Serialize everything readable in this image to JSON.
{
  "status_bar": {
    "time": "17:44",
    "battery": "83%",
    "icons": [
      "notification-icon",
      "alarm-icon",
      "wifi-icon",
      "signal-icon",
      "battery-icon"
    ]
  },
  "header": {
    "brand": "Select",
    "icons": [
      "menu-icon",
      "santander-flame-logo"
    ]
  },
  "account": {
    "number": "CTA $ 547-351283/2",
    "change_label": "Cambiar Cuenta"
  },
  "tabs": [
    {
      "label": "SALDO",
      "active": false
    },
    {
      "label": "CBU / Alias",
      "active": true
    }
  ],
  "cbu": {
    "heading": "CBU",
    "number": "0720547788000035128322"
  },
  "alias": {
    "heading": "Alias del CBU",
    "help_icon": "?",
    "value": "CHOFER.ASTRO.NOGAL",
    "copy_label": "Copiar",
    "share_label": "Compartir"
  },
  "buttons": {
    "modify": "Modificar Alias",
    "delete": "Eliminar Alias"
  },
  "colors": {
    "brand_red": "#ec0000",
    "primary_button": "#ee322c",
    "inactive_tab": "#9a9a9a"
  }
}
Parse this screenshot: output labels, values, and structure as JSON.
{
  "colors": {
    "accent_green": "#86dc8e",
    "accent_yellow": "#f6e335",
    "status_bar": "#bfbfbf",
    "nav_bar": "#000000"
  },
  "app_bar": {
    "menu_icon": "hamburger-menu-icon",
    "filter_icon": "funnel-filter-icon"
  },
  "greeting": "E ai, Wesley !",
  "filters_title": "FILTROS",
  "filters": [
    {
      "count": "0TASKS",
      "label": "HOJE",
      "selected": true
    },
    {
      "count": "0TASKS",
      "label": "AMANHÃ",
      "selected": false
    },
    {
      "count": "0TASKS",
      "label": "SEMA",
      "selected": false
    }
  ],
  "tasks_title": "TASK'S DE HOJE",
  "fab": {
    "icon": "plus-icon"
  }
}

·····

• Written instruction:
Look through the lines above and collect those with the word "number".

• Expected answer:
    "number": "CTA $ 547-351283/2",
    "number": "0720547788000035128322"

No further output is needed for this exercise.